■ Problem:
Word for word, repeat the entries, minus the pictures.

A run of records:
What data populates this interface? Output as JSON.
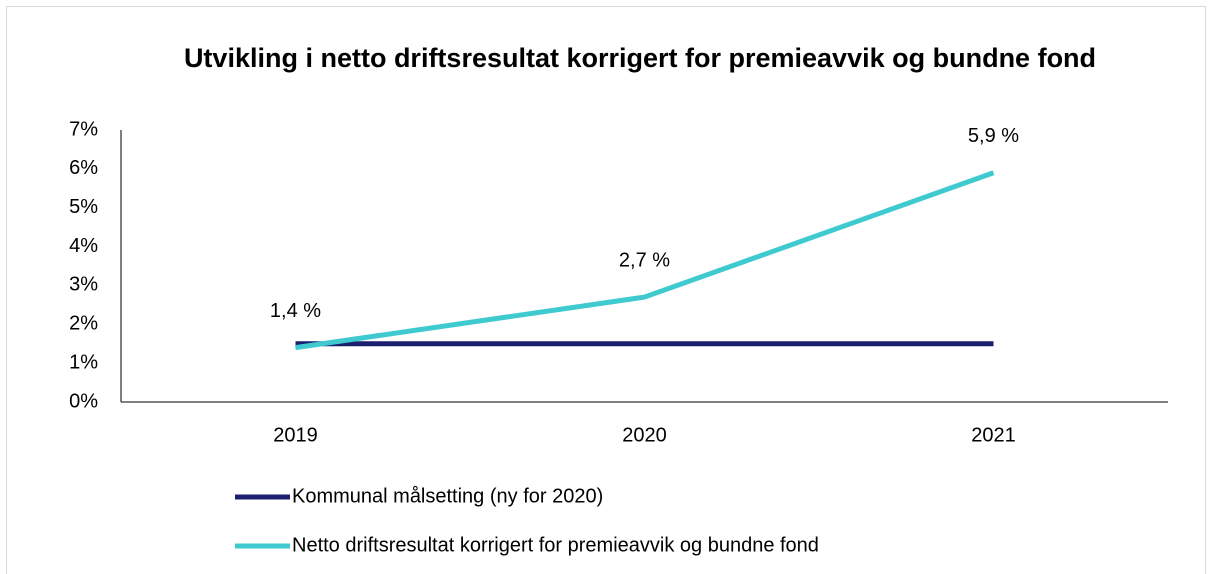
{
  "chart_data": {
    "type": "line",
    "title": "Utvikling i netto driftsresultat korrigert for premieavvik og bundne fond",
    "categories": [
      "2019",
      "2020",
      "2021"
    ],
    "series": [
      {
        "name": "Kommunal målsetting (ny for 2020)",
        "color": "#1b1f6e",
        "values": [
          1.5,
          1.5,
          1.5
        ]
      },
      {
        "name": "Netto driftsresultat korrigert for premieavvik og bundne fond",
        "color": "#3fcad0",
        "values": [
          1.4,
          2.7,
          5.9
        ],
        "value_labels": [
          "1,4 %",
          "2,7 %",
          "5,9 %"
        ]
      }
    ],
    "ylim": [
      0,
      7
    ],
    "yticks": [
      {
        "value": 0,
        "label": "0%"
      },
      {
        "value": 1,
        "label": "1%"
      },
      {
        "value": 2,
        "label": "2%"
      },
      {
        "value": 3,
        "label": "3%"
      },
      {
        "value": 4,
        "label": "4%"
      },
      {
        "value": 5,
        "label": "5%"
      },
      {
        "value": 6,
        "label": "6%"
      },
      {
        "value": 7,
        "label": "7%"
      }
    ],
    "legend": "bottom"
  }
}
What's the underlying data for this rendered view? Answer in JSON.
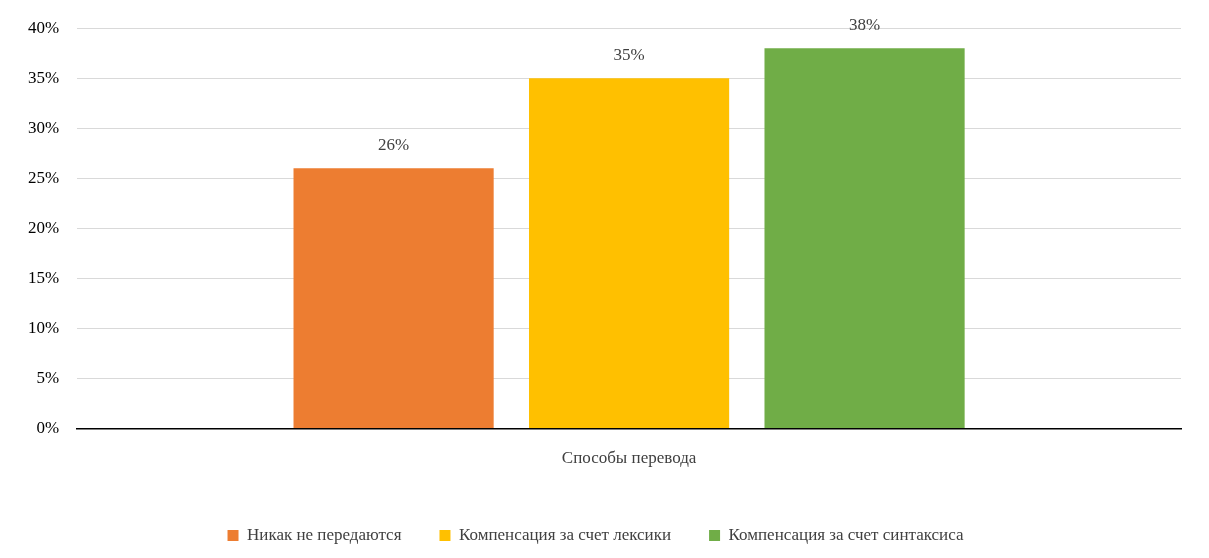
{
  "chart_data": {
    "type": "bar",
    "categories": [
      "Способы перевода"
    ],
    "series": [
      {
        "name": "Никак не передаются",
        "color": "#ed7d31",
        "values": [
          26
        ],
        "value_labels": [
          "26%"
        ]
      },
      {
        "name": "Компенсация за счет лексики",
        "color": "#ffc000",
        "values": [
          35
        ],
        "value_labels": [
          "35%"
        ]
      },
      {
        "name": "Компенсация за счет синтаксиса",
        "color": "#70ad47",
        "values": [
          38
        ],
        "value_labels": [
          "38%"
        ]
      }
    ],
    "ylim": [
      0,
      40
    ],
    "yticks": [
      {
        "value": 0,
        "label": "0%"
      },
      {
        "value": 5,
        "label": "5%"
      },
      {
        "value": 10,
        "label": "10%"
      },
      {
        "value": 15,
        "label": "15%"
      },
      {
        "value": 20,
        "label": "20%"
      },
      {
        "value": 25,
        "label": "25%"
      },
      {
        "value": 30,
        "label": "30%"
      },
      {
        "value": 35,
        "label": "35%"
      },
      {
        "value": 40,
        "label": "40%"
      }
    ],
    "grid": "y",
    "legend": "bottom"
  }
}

■ Written answer:
What data populates this interface? Output as JSON.
{
  "chart_data": {
    "type": "line",
    "title": "Utvikling i netto driftsresultat korrigert for premieavvik og bundne fond",
    "categories": [
      "2019",
      "2020",
      "2021"
    ],
    "series": [
      {
        "name": "Kommunal målsetting (ny for 2020)",
        "color": "#1b1f6e",
        "values": [
          1.5,
          1.5,
          1.5
        ]
      },
      {
        "name": "Netto driftsresultat korrigert for premieavvik og bundne fond",
        "color": "#3fcad0",
        "values": [
          1.4,
          2.7,
          5.9
        ],
        "value_labels": [
          "1,4 %",
          "2,7 %",
          "5,9 %"
        ]
      }
    ],
    "ylim": [
      0,
      7
    ],
    "yticks": [
      {
        "value": 0,
        "label": "0%"
      },
      {
        "value": 1,
        "label": "1%"
      },
      {
        "value": 2,
        "label": "2%"
      },
      {
        "value": 3,
        "label": "3%"
      },
      {
        "value": 4,
        "label": "4%"
      },
      {
        "value": 5,
        "label": "5%"
      },
      {
        "value": 6,
        "label": "6%"
      },
      {
        "value": 7,
        "label": "7%"
      }
    ],
    "legend": "bottom"
  }
}
What's the underlying data for this rendered view? Answer in JSON.
{
  "chart_data": {
    "type": "bar",
    "categories": [
      "Способы перевода"
    ],
    "series": [
      {
        "name": "Никак не передаются",
        "color": "#ed7d31",
        "values": [
          26
        ],
        "value_labels": [
          "26%"
        ]
      },
      {
        "name": "Компенсация за счет лексики",
        "color": "#ffc000",
        "values": [
          35
        ],
        "value_labels": [
          "35%"
        ]
      },
      {
        "name": "Компенсация за счет синтаксиса",
        "color": "#70ad47",
        "values": [
          38
        ],
        "value_labels": [
          "38%"
        ]
      }
    ],
    "ylim": [
      0,
      40
    ],
    "yticks": [
      {
        "value": 0,
        "label": "0%"
      },
      {
        "value": 5,
        "label": "5%"
      },
      {
        "value": 10,
        "label": "10%"
      },
      {
        "value": 15,
        "label": "15%"
      },
      {
        "value": 20,
        "label": "20%"
      },
      {
        "value": 25,
        "label": "25%"
      },
      {
        "value": 30,
        "label": "30%"
      },
      {
        "value": 35,
        "label": "35%"
      },
      {
        "value": 40,
        "label": "40%"
      }
    ],
    "grid": "y",
    "legend": "bottom"
  }
}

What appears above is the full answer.